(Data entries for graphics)
################

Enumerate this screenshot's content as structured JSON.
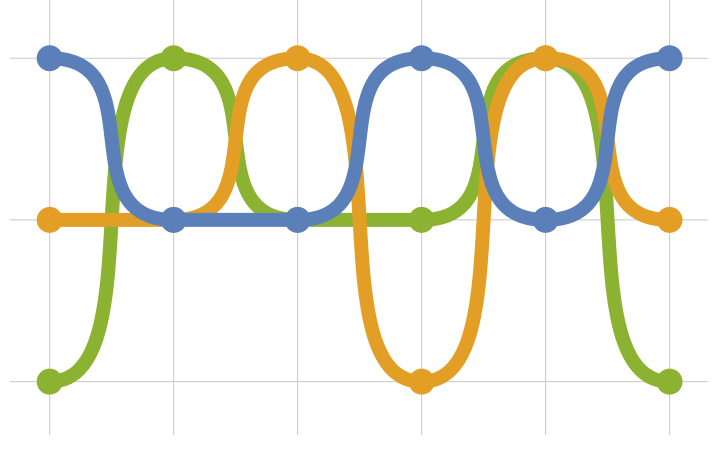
{
  "chart_data": {
    "type": "line",
    "x": [
      0,
      1,
      2,
      3,
      4,
      5
    ],
    "series": [
      {
        "color": "#8cb232",
        "values": [
          -1,
          1,
          0,
          0,
          1,
          -1
        ]
      },
      {
        "color": "#e39e26",
        "values": [
          0,
          0,
          1,
          -1,
          1,
          0
        ]
      },
      {
        "color": "#5b80b9",
        "values": [
          1,
          0,
          0,
          1,
          0,
          1
        ]
      }
    ],
    "xlim": [
      -0.32,
      5.31
    ],
    "xticks": [
      0,
      1,
      2,
      3,
      4,
      5
    ],
    "ylim": [
      -1.33,
      1.36
    ],
    "yticks": [
      -1,
      0,
      1
    ],
    "grid": true,
    "smooth": true
  }
}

################

**WHAT YOU SHOULD DO:** Could you reproduce every record above exactly, leaving out the pictures?

**FINISHED ANSWER:**
Enumerate this screenshot's content as structured JSON.
{
  "chart_data": {
    "type": "line",
    "x": [
      0,
      1,
      2,
      3,
      4,
      5
    ],
    "series": [
      {
        "color": "#8cb232",
        "values": [
          -1,
          1,
          0,
          0,
          1,
          -1
        ]
      },
      {
        "color": "#e39e26",
        "values": [
          0,
          0,
          1,
          -1,
          1,
          0
        ]
      },
      {
        "color": "#5b80b9",
        "values": [
          1,
          0,
          0,
          1,
          0,
          1
        ]
      }
    ],
    "xlim": [
      -0.32,
      5.31
    ],
    "xticks": [
      0,
      1,
      2,
      3,
      4,
      5
    ],
    "ylim": [
      -1.33,
      1.36
    ],
    "yticks": [
      -1,
      0,
      1
    ],
    "grid": true,
    "smooth": true
  }
}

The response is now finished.